>> Begin

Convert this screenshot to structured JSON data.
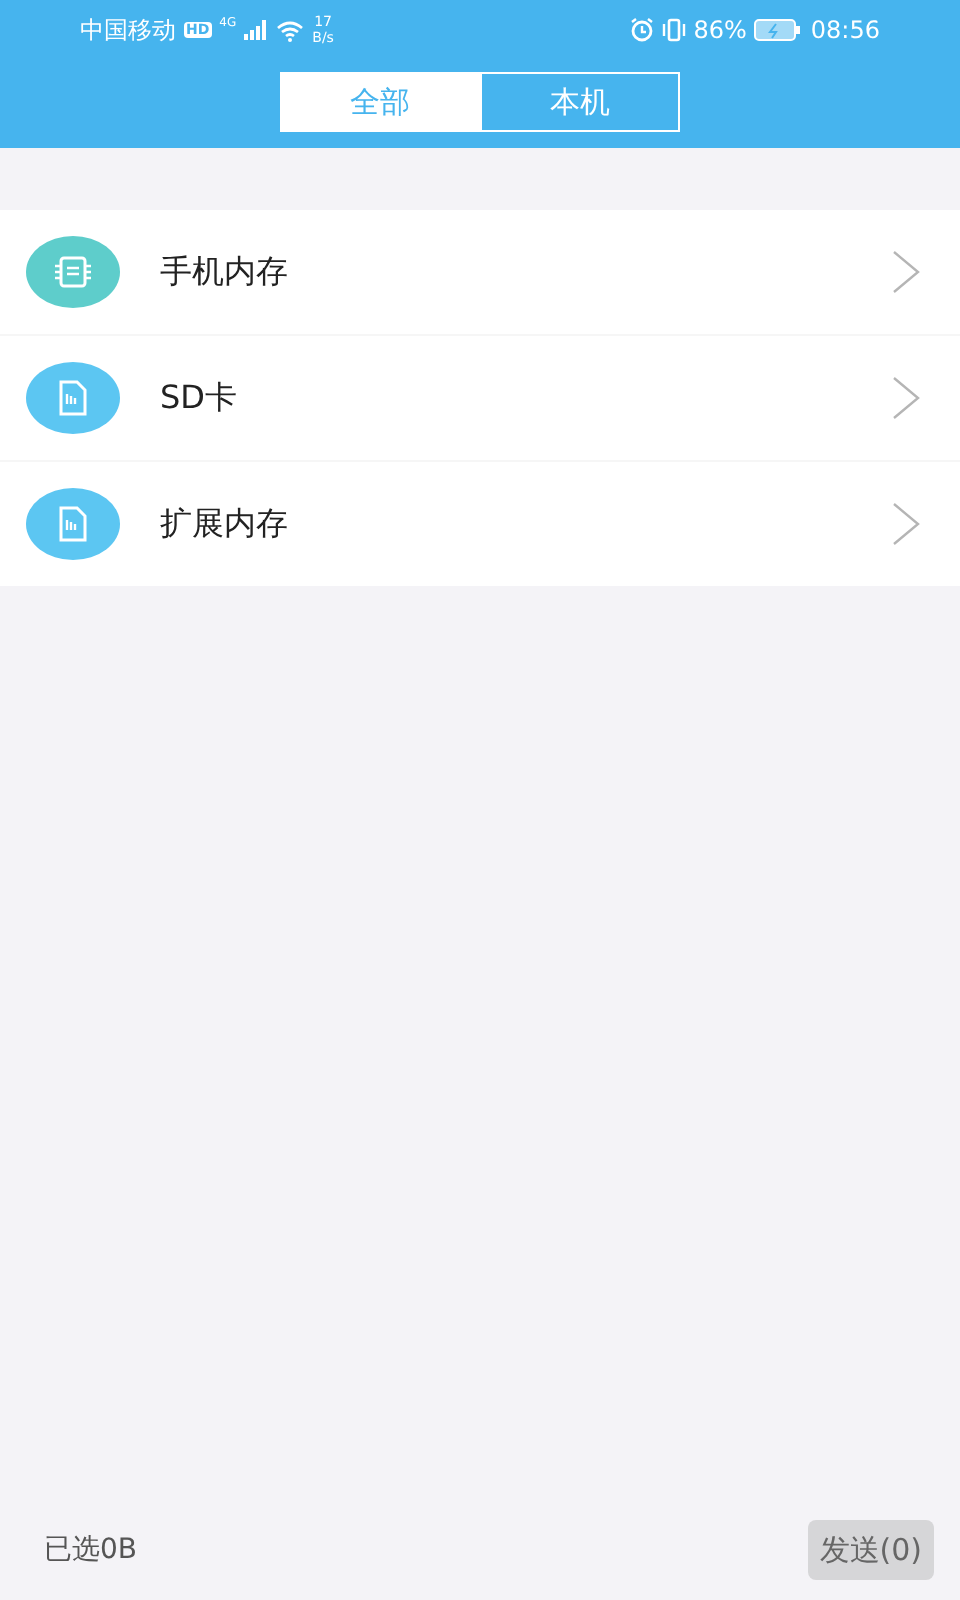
{
  "status_bar": {
    "carrier": "中国移动",
    "hd_badge": "HD",
    "network": "4G",
    "speed_value": "17",
    "speed_unit": "B/s",
    "battery_percent": "86%",
    "time": "08:56"
  },
  "tabs": [
    {
      "label": "全部",
      "selected": false
    },
    {
      "label": "本机",
      "selected": true
    }
  ],
  "storage_items": [
    {
      "label": "手机内存",
      "kind": "chip",
      "color": "#5ecdcb"
    },
    {
      "label": "SD卡",
      "kind": "card",
      "color": "#5cc6f2"
    },
    {
      "label": "扩展内存",
      "kind": "card",
      "color": "#5cc6f2"
    }
  ],
  "footer": {
    "selected_size": "已选0B",
    "send_button": "发送(0)"
  }
}
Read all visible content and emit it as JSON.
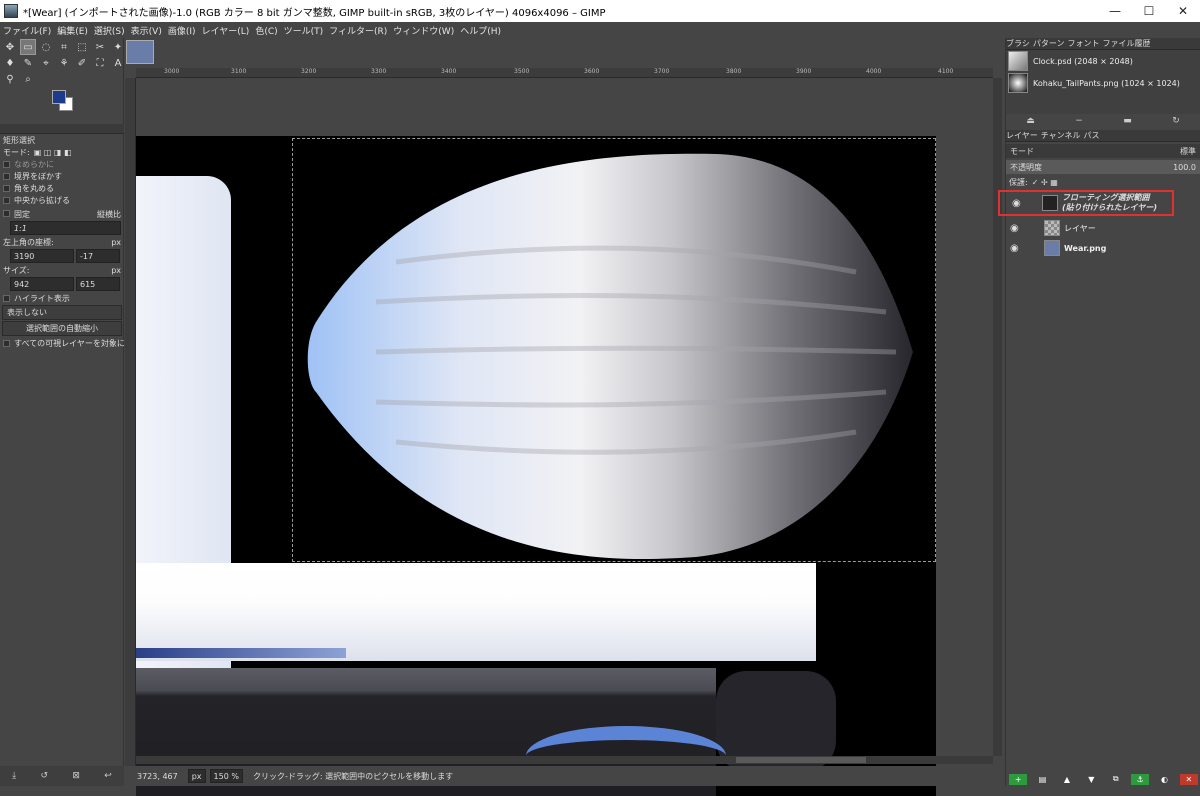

>> End

Print every entry above again without changing a word, and omit the pictures.

Convert this screenshot to structured JSON data.
{
  "status_bar": {
    "carrier": "中国移动",
    "hd_badge": "HD",
    "network": "4G",
    "speed_value": "17",
    "speed_unit": "B/s",
    "battery_percent": "86%",
    "time": "08:56"
  },
  "tabs": [
    {
      "label": "全部",
      "selected": false
    },
    {
      "label": "本机",
      "selected": true
    }
  ],
  "storage_items": [
    {
      "label": "手机内存",
      "kind": "chip",
      "color": "#5ecdcb"
    },
    {
      "label": "SD卡",
      "kind": "card",
      "color": "#5cc6f2"
    },
    {
      "label": "扩展内存",
      "kind": "card",
      "color": "#5cc6f2"
    }
  ],
  "footer": {
    "selected_size": "已选0B",
    "send_button": "发送(0)"
  }
}
Read all visible content and emit it as JSON.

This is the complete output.